[Directive]:
Reproduce each record exactly.

Stored items
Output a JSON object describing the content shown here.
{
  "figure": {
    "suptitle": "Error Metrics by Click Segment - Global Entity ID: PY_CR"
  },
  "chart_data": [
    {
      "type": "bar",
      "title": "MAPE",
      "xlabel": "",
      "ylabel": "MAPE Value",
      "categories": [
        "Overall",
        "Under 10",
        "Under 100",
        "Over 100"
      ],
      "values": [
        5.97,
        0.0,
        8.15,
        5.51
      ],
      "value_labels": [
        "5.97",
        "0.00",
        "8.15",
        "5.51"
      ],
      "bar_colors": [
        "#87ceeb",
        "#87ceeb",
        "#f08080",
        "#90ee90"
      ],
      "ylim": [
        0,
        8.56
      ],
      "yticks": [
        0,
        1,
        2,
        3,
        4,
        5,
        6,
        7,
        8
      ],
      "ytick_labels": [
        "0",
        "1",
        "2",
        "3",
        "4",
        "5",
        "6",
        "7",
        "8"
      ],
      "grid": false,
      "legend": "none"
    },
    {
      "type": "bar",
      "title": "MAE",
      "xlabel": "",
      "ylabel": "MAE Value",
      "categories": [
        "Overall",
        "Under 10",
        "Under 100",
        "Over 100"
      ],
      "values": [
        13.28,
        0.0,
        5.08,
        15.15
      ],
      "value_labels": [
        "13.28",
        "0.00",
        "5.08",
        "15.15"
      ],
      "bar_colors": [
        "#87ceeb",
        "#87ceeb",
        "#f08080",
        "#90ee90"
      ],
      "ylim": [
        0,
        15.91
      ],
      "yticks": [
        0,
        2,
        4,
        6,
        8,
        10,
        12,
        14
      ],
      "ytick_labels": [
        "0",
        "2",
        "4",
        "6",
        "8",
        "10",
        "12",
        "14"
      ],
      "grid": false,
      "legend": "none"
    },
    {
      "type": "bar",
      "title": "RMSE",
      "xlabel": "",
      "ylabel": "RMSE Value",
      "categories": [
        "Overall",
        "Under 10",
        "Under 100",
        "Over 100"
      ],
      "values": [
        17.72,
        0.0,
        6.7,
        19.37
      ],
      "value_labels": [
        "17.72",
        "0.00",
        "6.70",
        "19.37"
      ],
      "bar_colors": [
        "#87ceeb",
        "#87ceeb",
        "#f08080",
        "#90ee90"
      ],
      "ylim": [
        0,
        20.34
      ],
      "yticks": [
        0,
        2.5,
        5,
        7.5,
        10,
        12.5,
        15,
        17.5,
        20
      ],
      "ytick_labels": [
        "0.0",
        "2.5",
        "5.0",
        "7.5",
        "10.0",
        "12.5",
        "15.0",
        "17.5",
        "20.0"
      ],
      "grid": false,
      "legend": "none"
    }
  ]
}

[Complete output]:
Output a JSON object describing the content shown here.
{
  "figure": {
    "suptitle": "Error Metrics by Click Segment - Global Entity ID: PY_CR"
  },
  "chart_data": [
    {
      "type": "bar",
      "title": "MAPE",
      "xlabel": "",
      "ylabel": "MAPE Value",
      "categories": [
        "Overall",
        "Under 10",
        "Under 100",
        "Over 100"
      ],
      "values": [
        5.97,
        0.0,
        8.15,
        5.51
      ],
      "value_labels": [
        "5.97",
        "0.00",
        "8.15",
        "5.51"
      ],
      "bar_colors": [
        "#87ceeb",
        "#87ceeb",
        "#f08080",
        "#90ee90"
      ],
      "ylim": [
        0,
        8.56
      ],
      "yticks": [
        0,
        1,
        2,
        3,
        4,
        5,
        6,
        7,
        8
      ],
      "ytick_labels": [
        "0",
        "1",
        "2",
        "3",
        "4",
        "5",
        "6",
        "7",
        "8"
      ],
      "grid": false,
      "legend": "none"
    },
    {
      "type": "bar",
      "title": "MAE",
      "xlabel": "",
      "ylabel": "MAE Value",
      "categories": [
        "Overall",
        "Under 10",
        "Under 100",
        "Over 100"
      ],
      "values": [
        13.28,
        0.0,
        5.08,
        15.15
      ],
      "value_labels": [
        "13.28",
        "0.00",
        "5.08",
        "15.15"
      ],
      "bar_colors": [
        "#87ceeb",
        "#87ceeb",
        "#f08080",
        "#90ee90"
      ],
      "ylim": [
        0,
        15.91
      ],
      "yticks": [
        0,
        2,
        4,
        6,
        8,
        10,
        12,
        14
      ],
      "ytick_labels": [
        "0",
        "2",
        "4",
        "6",
        "8",
        "10",
        "12",
        "14"
      ],
      "grid": false,
      "legend": "none"
    },
    {
      "type": "bar",
      "title": "RMSE",
      "xlabel": "",
      "ylabel": "RMSE Value",
      "categories": [
        "Overall",
        "Under 10",
        "Under 100",
        "Over 100"
      ],
      "values": [
        17.72,
        0.0,
        6.7,
        19.37
      ],
      "value_labels": [
        "17.72",
        "0.00",
        "6.70",
        "19.37"
      ],
      "bar_colors": [
        "#87ceeb",
        "#87ceeb",
        "#f08080",
        "#90ee90"
      ],
      "ylim": [
        0,
        20.34
      ],
      "yticks": [
        0,
        2.5,
        5,
        7.5,
        10,
        12.5,
        15,
        17.5,
        20
      ],
      "ytick_labels": [
        "0.0",
        "2.5",
        "5.0",
        "7.5",
        "10.0",
        "12.5",
        "15.0",
        "17.5",
        "20.0"
      ],
      "grid": false,
      "legend": "none"
    }
  ]
}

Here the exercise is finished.